**Data extract:**
▬▬▬▬▬▬▬▬▬▬

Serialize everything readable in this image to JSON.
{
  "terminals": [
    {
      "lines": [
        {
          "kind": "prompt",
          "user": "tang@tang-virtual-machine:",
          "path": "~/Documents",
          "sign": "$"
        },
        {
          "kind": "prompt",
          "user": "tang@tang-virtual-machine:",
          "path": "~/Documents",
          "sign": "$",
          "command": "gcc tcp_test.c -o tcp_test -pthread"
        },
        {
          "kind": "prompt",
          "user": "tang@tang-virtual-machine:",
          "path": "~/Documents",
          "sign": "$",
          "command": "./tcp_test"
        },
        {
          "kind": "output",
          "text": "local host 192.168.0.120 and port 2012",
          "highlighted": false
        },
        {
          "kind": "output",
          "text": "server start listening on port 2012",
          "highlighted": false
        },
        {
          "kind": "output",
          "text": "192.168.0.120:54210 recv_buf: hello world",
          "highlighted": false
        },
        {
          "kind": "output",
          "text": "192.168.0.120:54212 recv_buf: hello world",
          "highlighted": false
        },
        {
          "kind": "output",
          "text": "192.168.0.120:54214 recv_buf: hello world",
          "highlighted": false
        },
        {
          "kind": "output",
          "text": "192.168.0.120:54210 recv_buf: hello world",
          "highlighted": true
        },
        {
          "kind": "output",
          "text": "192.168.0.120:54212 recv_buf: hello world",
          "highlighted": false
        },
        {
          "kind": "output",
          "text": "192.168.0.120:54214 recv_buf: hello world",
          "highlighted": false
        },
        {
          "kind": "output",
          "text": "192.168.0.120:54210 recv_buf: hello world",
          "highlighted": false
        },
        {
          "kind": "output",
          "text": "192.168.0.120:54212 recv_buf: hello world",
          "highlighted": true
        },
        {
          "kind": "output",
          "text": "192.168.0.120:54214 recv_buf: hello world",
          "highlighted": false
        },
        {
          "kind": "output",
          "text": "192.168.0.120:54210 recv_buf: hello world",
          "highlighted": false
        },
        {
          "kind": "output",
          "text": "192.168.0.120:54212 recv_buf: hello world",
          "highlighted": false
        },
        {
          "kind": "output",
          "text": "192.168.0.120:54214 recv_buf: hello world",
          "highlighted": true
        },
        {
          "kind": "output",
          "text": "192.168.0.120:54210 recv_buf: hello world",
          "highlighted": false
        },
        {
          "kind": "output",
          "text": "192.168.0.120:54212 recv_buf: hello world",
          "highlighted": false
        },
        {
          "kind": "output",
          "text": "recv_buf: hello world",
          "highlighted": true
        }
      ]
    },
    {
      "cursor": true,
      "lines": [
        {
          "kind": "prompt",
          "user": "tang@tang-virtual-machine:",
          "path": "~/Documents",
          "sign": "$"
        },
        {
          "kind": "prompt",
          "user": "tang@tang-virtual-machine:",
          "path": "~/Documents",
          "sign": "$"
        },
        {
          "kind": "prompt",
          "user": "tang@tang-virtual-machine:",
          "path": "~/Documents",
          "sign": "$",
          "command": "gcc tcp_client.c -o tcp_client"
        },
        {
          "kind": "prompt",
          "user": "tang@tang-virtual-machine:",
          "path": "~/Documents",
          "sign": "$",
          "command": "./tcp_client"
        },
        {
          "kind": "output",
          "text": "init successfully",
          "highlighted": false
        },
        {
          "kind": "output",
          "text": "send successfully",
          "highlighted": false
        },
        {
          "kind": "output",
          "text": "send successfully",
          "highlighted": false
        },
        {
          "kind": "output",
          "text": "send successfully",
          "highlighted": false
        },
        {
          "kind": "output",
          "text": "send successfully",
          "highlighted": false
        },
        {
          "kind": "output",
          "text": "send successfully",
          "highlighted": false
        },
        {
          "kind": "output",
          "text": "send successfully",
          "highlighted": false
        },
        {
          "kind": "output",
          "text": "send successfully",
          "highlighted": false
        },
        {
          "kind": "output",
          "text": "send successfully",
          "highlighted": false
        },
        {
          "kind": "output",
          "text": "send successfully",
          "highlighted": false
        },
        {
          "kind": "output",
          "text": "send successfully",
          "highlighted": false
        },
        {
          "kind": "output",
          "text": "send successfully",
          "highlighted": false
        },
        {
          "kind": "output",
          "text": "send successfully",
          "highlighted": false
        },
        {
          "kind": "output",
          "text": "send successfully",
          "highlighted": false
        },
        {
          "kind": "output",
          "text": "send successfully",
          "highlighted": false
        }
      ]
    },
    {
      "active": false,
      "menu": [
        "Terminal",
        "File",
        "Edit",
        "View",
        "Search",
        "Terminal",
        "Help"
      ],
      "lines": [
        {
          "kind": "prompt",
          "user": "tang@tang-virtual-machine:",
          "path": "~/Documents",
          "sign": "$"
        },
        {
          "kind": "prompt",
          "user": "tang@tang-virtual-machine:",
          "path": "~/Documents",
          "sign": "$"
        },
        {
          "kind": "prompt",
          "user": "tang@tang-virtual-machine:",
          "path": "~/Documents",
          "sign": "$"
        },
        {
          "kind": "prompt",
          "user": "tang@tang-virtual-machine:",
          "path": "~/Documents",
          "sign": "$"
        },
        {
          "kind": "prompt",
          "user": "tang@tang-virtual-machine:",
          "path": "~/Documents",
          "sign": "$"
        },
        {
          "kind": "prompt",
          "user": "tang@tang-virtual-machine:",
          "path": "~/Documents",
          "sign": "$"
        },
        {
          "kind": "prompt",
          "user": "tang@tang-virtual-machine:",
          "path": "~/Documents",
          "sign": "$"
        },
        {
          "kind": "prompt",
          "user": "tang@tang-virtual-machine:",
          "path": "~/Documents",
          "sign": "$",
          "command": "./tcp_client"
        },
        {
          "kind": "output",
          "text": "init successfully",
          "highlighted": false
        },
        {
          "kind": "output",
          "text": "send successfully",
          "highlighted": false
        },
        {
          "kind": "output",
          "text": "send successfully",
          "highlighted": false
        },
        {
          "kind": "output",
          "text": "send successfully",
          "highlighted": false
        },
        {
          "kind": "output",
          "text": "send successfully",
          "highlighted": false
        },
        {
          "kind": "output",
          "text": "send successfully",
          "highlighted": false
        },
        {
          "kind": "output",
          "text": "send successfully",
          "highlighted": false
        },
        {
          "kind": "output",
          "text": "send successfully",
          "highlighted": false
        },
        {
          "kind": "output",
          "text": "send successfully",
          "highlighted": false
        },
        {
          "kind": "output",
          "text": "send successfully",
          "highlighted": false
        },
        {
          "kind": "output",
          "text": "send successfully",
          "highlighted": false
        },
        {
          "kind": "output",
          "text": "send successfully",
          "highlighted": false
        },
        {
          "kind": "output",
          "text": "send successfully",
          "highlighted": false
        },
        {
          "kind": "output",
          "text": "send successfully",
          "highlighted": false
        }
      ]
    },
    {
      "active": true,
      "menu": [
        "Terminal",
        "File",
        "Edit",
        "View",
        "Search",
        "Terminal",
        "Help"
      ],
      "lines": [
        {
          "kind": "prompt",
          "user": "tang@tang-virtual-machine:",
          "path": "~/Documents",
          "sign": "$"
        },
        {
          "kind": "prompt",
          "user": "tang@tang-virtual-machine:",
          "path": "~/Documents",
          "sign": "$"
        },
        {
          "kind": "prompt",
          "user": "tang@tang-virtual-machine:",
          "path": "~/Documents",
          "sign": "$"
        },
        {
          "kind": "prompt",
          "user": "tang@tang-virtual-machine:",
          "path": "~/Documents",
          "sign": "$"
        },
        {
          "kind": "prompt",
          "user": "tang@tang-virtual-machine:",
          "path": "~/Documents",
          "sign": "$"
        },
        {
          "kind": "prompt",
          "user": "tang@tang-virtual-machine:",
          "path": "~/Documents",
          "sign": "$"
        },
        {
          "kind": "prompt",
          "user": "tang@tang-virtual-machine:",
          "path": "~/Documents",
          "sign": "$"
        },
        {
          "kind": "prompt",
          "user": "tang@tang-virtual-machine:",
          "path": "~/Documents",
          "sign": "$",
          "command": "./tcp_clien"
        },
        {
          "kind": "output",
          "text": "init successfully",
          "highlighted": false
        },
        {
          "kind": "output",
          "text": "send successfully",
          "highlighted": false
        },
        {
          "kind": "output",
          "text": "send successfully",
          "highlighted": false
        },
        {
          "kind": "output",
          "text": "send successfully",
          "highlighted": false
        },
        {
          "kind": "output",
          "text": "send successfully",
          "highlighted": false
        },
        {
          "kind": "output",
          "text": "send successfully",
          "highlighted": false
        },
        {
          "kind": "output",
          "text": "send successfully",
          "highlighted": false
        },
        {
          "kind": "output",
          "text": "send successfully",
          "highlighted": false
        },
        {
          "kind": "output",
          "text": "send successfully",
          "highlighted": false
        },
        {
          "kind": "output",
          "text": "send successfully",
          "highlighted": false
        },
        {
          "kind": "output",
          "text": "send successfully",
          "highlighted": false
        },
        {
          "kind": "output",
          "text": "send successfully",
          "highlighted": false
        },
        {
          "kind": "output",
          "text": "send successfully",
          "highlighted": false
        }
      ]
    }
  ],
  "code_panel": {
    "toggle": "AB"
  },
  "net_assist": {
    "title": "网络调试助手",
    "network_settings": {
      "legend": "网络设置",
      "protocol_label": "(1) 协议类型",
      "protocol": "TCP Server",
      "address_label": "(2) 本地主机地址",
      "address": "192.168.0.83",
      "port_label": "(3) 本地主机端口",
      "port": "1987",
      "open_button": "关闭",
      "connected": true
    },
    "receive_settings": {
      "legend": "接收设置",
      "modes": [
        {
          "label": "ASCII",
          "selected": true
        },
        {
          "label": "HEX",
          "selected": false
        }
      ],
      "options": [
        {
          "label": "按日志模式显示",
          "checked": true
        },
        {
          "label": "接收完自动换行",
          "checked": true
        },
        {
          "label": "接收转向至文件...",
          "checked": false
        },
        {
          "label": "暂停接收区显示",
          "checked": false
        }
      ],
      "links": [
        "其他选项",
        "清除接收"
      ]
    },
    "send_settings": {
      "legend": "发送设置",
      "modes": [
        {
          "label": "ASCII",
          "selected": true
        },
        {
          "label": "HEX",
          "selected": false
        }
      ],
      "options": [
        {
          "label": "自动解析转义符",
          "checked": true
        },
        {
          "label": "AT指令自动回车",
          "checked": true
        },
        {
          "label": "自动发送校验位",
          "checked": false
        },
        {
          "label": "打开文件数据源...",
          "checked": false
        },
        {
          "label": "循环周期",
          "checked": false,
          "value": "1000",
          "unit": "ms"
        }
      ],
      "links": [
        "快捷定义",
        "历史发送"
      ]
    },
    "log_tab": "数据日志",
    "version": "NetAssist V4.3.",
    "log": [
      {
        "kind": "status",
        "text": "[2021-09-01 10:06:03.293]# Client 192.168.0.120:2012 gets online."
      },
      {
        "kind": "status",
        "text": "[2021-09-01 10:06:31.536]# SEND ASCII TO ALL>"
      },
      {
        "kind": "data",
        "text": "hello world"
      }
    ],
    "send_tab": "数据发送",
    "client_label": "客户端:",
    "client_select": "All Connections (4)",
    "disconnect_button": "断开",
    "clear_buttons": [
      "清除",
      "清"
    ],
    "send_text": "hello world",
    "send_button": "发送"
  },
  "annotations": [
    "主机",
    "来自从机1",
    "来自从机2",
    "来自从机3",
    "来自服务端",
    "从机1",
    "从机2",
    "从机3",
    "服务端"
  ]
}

▬▬▬▬▬▬▬▬▬▬

**Exercise requirements:** Lines that include the word "command" are to be extracted from the data above.

**Expected answer:**
          "command": "gcc tcp_test.c -o tcp_test -pthread"
          "command": "./tcp_test"
          "command": "gcc tcp_client.c -o tcp_client"
          "command": "./tcp_client"
          "command": "./tcp_client"
          "command": "./tcp_clien"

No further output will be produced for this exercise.